Return the listing below unchanged, minus its pictures.

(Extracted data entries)
━━━━━━━━━━━━━━━━

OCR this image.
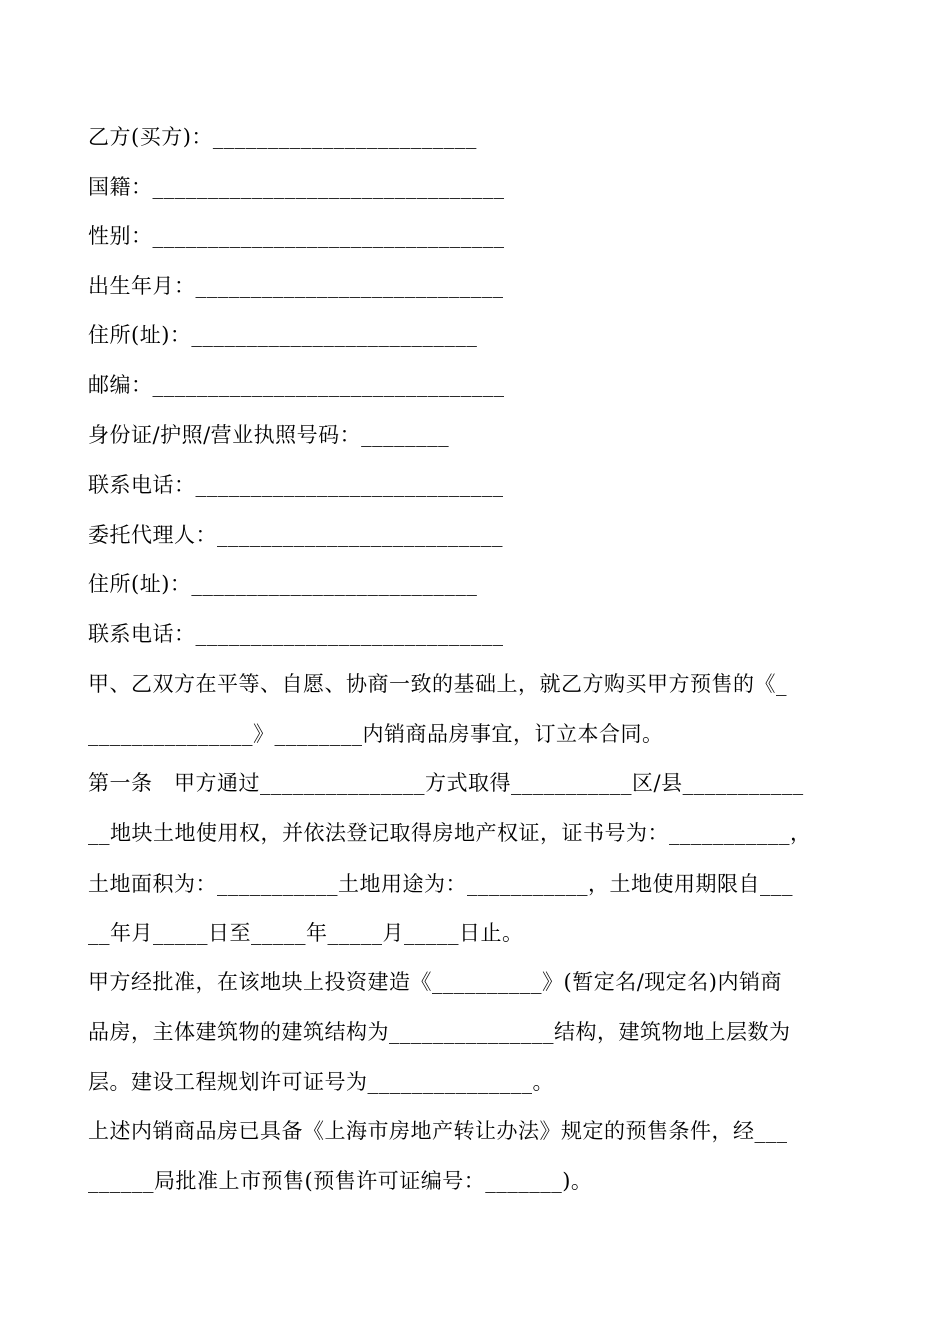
乙方(买方)：________________________
国籍：________________________________
性别：________________________________
出生年月：____________________________
住所(址)：__________________________
邮编：________________________________
身份证/护照/营业执照号码：________
联系电话：____________________________
委托代理人：__________________________
住所(址)：__________________________
联系电话：____________________________
甲、乙双方在平等、自愿、协商一致的基础上，就乙方购买甲方预售的《_
_______________》________内销商品房事宜，订立本合同。
第一条　甲方通过_______________方式取得___________区/县___________
__地块土地使用权，并依法登记取得房地产权证，证书号为：___________，
土地面积为：___________土地用途为：___________，土地使用期限自___
__年月_____日至_____年_____月_____日止。
甲方经批准，在该地块上投资建造《__________》(暂定名/现定名)内销商
品房，主体建筑物的建筑结构为_______________结构，建筑物地上层数为
层。建设工程规划许可证号为_______________。
上述内销商品房已具备《上海市房地产转让办法》规定的预售条件，经___
______局批准上市预售(预售许可证编号：_______)。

━━━━━━━━━━━━━━━━

## Exercise result:
OCR this image.
乙方(买方)：________________________
国籍：________________________________
性别：________________________________
出生年月：____________________________
住所(址)：__________________________
邮编：________________________________
身份证/护照/营业执照号码：________
联系电话：____________________________
委托代理人：__________________________
住所(址)：__________________________
联系电话：____________________________
甲、乙双方在平等、自愿、协商一致的基础上，就乙方购买甲方预售的《_
_______________》________内销商品房事宜，订立本合同。
第一条　甲方通过_______________方式取得___________区/县___________
__地块土地使用权，并依法登记取得房地产权证，证书号为：___________，
土地面积为：___________土地用途为：___________，土地使用期限自___
__年月_____日至_____年_____月_____日止。
甲方经批准，在该地块上投资建造《__________》(暂定名/现定名)内销商
品房，主体建筑物的建筑结构为_______________结构，建筑物地上层数为
层。建设工程规划许可证号为_______________。
上述内销商品房已具备《上海市房地产转让办法》规定的预售条件，经___
______局批准上市预售(预售许可证编号：_______)。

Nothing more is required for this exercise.